== SOURCE DATA
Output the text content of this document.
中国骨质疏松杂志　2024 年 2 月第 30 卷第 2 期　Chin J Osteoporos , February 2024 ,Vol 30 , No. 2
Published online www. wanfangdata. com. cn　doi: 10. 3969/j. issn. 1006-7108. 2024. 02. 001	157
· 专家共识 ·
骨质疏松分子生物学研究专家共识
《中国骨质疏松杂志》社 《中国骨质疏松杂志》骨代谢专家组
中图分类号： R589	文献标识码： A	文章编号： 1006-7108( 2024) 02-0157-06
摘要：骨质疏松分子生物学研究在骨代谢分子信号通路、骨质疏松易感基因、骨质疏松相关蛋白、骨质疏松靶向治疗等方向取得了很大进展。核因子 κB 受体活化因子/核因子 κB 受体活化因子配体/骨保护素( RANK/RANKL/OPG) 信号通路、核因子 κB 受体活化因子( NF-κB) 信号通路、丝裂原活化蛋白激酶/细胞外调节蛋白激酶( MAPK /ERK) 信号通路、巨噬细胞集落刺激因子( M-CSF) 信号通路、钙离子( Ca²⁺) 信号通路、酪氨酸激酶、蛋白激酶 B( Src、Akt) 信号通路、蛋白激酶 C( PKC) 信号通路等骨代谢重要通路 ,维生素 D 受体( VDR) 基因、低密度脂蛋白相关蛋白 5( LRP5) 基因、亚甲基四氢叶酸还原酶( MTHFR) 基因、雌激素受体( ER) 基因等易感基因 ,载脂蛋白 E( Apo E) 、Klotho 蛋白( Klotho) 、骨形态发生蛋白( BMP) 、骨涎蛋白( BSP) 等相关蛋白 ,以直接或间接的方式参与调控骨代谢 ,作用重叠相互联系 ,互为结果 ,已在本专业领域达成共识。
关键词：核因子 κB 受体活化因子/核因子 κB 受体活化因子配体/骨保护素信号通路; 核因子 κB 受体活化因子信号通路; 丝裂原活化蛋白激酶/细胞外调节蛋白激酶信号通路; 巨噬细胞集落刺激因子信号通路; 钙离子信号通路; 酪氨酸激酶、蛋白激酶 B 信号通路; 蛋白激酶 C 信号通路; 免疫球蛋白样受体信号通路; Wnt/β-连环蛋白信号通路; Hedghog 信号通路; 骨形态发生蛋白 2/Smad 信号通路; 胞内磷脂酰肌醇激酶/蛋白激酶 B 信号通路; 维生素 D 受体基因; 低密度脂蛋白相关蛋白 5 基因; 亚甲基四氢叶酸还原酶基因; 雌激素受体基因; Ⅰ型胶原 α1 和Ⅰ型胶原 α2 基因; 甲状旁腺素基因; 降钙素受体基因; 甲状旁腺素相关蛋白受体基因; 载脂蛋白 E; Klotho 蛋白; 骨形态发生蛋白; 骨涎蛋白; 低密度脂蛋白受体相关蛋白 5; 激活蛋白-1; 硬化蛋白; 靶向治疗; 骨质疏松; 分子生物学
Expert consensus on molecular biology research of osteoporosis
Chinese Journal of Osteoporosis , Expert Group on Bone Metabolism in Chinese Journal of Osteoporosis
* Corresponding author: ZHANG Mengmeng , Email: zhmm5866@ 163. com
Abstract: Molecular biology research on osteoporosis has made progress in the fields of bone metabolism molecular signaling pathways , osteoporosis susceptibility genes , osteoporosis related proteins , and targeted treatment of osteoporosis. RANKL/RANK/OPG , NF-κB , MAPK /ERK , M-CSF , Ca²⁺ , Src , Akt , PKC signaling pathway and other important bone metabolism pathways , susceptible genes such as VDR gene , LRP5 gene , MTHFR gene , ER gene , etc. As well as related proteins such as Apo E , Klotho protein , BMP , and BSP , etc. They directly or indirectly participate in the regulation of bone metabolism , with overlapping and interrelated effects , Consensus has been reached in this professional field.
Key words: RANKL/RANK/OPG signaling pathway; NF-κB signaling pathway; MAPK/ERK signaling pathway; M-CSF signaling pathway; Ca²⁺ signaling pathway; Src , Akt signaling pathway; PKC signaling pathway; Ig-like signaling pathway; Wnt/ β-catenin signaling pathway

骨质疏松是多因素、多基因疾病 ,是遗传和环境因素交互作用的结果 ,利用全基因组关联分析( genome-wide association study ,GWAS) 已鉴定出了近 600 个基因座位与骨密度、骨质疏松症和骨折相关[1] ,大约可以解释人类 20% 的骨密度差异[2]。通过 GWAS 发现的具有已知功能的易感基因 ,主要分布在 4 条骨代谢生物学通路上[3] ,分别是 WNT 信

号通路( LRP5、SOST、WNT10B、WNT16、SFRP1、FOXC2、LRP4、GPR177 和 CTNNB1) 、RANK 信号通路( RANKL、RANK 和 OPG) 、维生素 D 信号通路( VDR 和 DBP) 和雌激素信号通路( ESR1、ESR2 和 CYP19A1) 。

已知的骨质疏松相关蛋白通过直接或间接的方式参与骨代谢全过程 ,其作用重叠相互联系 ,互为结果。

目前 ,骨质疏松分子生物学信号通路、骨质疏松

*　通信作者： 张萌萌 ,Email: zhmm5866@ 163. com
====
#### [TASK TO CARRY OUT]
Word for word, extract all the records.

#### [OUTPUT]
Output the text content of this document.
中国骨质疏松杂志　2024 年 2 月第 30 卷第 2 期　Chin J Osteoporos , February 2024 ,Vol 30 , No. 2
Published online www. wanfangdata. com. cn　doi: 10. 3969/j. issn. 1006-7108. 2024. 02. 001	157
· 专家共识 ·
骨质疏松分子生物学研究专家共识
《中国骨质疏松杂志》社 《中国骨质疏松杂志》骨代谢专家组
中图分类号： R589	文献标识码： A	文章编号： 1006-7108( 2024) 02-0157-06
摘要：骨质疏松分子生物学研究在骨代谢分子信号通路、骨质疏松易感基因、骨质疏松相关蛋白、骨质疏松靶向治疗等方向取得了很大进展。核因子 κB 受体活化因子/核因子 κB 受体活化因子配体/骨保护素( RANK/RANKL/OPG) 信号通路、核因子 κB 受体活化因子( NF-κB) 信号通路、丝裂原活化蛋白激酶/细胞外调节蛋白激酶( MAPK /ERK) 信号通路、巨噬细胞集落刺激因子( M-CSF) 信号通路、钙离子( Ca²⁺) 信号通路、酪氨酸激酶、蛋白激酶 B( Src、Akt) 信号通路、蛋白激酶 C( PKC) 信号通路等骨代谢重要通路 ,维生素 D 受体( VDR) 基因、低密度脂蛋白相关蛋白 5( LRP5) 基因、亚甲基四氢叶酸还原酶( MTHFR) 基因、雌激素受体( ER) 基因等易感基因 ,载脂蛋白 E( Apo E) 、Klotho 蛋白( Klotho) 、骨形态发生蛋白( BMP) 、骨涎蛋白( BSP) 等相关蛋白 ,以直接或间接的方式参与调控骨代谢 ,作用重叠相互联系 ,互为结果 ,已在本专业领域达成共识。
关键词：核因子 κB 受体活化因子/核因子 κB 受体活化因子配体/骨保护素信号通路; 核因子 κB 受体活化因子信号通路; 丝裂原活化蛋白激酶/细胞外调节蛋白激酶信号通路; 巨噬细胞集落刺激因子信号通路; 钙离子信号通路; 酪氨酸激酶、蛋白激酶 B 信号通路; 蛋白激酶 C 信号通路; 免疫球蛋白样受体信号通路; Wnt/β-连环蛋白信号通路; Hedghog 信号通路; 骨形态发生蛋白 2/Smad 信号通路; 胞内磷脂酰肌醇激酶/蛋白激酶 B 信号通路; 维生素 D 受体基因; 低密度脂蛋白相关蛋白 5 基因; 亚甲基四氢叶酸还原酶基因; 雌激素受体基因; Ⅰ型胶原 α1 和Ⅰ型胶原 α2 基因; 甲状旁腺素基因; 降钙素受体基因; 甲状旁腺素相关蛋白受体基因; 载脂蛋白 E; Klotho 蛋白; 骨形态发生蛋白; 骨涎蛋白; 低密度脂蛋白受体相关蛋白 5; 激活蛋白-1; 硬化蛋白; 靶向治疗; 骨质疏松; 分子生物学
Expert consensus on molecular biology research of osteoporosis
Chinese Journal of Osteoporosis , Expert Group on Bone Metabolism in Chinese Journal of Osteoporosis
* Corresponding author: ZHANG Mengmeng , Email: zhmm5866@ 163. com
Abstract: Molecular biology research on osteoporosis has made progress in the fields of bone metabolism molecular signaling pathways , osteoporosis susceptibility genes , osteoporosis related proteins , and targeted treatment of osteoporosis. RANKL/RANK/OPG , NF-κB , MAPK /ERK , M-CSF , Ca²⁺ , Src , Akt , PKC signaling pathway and other important bone metabolism pathways , susceptible genes such as VDR gene , LRP5 gene , MTHFR gene , ER gene , etc. As well as related proteins such as Apo E , Klotho protein , BMP , and BSP , etc. They directly or indirectly participate in the regulation of bone metabolism , with overlapping and interrelated effects , Consensus has been reached in this professional field.
Key words: RANKL/RANK/OPG signaling pathway; NF-κB signaling pathway; MAPK/ERK signaling pathway; M-CSF signaling pathway; Ca²⁺ signaling pathway; Src , Akt signaling pathway; PKC signaling pathway; Ig-like signaling pathway; Wnt/ β-catenin signaling pathway

骨质疏松是多因素、多基因疾病 ,是遗传和环境因素交互作用的结果 ,利用全基因组关联分析( genome-wide association study ,GWAS) 已鉴定出了近 600 个基因座位与骨密度、骨质疏松症和骨折相关[1] ,大约可以解释人类 20% 的骨密度差异[2]。通过 GWAS 发现的具有已知功能的易感基因 ,主要分布在 4 条骨代谢生物学通路上[3] ,分别是 WNT 信

号通路( LRP5、SOST、WNT10B、WNT16、SFRP1、FOXC2、LRP4、GPR177 和 CTNNB1) 、RANK 信号通路( RANKL、RANK 和 OPG) 、维生素 D 信号通路( VDR 和 DBP) 和雌激素信号通路( ESR1、ESR2 和 CYP19A1) 。

已知的骨质疏松相关蛋白通过直接或间接的方式参与骨代谢全过程 ,其作用重叠相互联系 ,互为结果。

目前 ,骨质疏松分子生物学信号通路、骨质疏松

*　通信作者： 张萌萌 ,Email: zhmm5866@ 163. com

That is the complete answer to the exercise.